══ Provided records
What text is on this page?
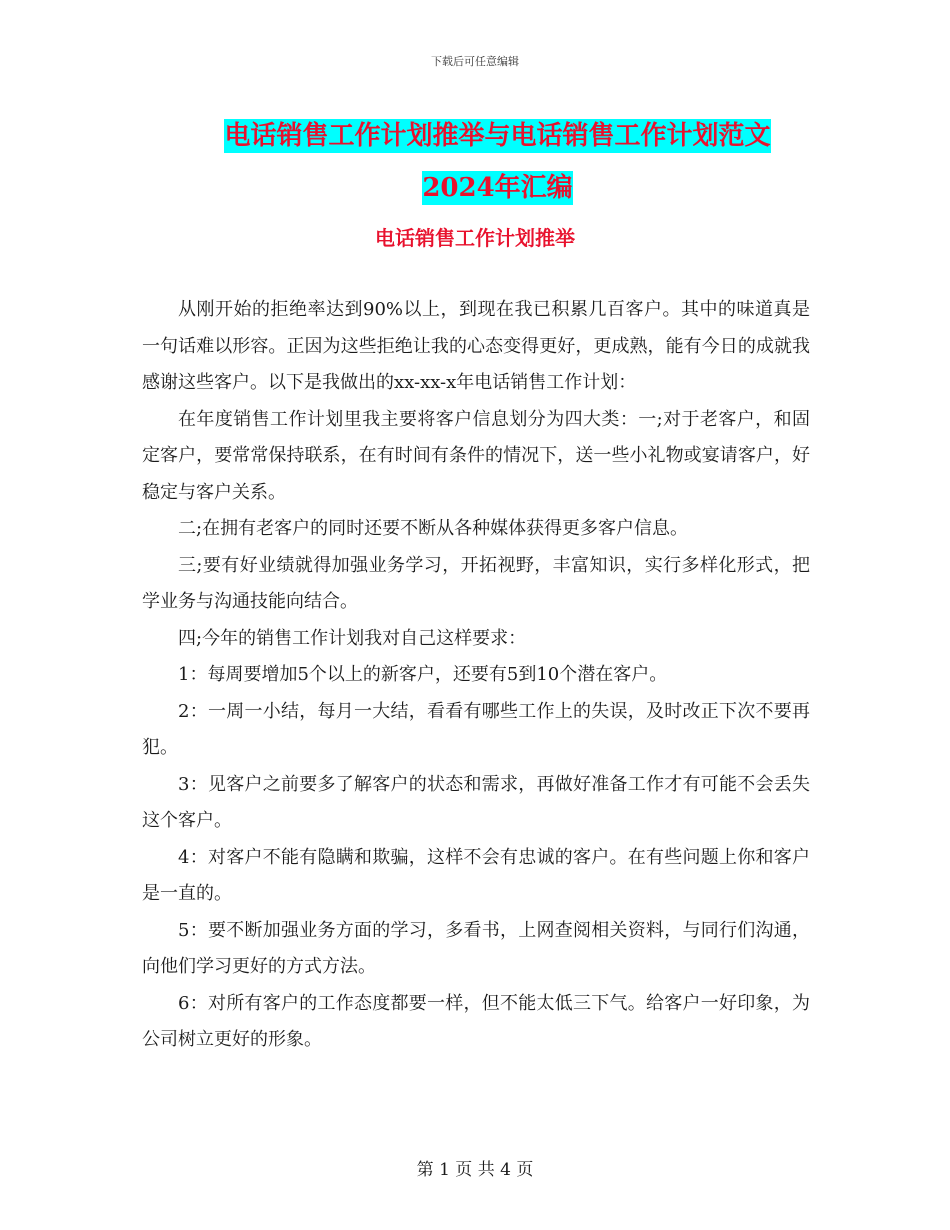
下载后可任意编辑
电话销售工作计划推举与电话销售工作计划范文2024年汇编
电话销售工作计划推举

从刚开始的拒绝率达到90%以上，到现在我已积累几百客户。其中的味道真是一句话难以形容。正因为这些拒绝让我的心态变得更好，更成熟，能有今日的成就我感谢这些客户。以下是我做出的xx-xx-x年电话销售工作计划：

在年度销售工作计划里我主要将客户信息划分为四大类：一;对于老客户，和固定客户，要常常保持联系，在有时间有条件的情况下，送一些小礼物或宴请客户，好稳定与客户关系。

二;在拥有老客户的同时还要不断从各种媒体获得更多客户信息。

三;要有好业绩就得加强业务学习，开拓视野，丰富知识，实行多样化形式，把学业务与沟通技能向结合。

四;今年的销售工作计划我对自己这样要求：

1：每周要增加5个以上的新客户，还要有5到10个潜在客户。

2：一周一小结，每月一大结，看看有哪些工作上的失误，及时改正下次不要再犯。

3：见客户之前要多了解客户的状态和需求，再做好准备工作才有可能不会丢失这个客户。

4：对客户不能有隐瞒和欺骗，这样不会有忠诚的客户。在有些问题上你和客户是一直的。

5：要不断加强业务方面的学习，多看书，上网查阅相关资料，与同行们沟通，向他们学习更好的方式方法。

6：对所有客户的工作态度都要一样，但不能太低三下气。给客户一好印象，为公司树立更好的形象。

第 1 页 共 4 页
════
_Task to carry out_
Leave the pictures out, and print every line of the listing exactly as written.

_Result below_
What text is on this page?
下载后可任意编辑
电话销售工作计划推举与电话销售工作计划范文2024年汇编
电话销售工作计划推举

从刚开始的拒绝率达到90%以上，到现在我已积累几百客户。其中的味道真是一句话难以形容。正因为这些拒绝让我的心态变得更好，更成熟，能有今日的成就我感谢这些客户。以下是我做出的xx-xx-x年电话销售工作计划：

在年度销售工作计划里我主要将客户信息划分为四大类：一;对于老客户，和固定客户，要常常保持联系，在有时间有条件的情况下，送一些小礼物或宴请客户，好稳定与客户关系。

二;在拥有老客户的同时还要不断从各种媒体获得更多客户信息。

三;要有好业绩就得加强业务学习，开拓视野，丰富知识，实行多样化形式，把学业务与沟通技能向结合。

四;今年的销售工作计划我对自己这样要求：

1：每周要增加5个以上的新客户，还要有5到10个潜在客户。

2：一周一小结，每月一大结，看看有哪些工作上的失误，及时改正下次不要再犯。

3：见客户之前要多了解客户的状态和需求，再做好准备工作才有可能不会丢失这个客户。

4：对客户不能有隐瞒和欺骗，这样不会有忠诚的客户。在有些问题上你和客户是一直的。

5：要不断加强业务方面的学习，多看书，上网查阅相关资料，与同行们沟通，向他们学习更好的方式方法。

6：对所有客户的工作态度都要一样，但不能太低三下气。给客户一好印象，为公司树立更好的形象。

第 1 页 共 4 页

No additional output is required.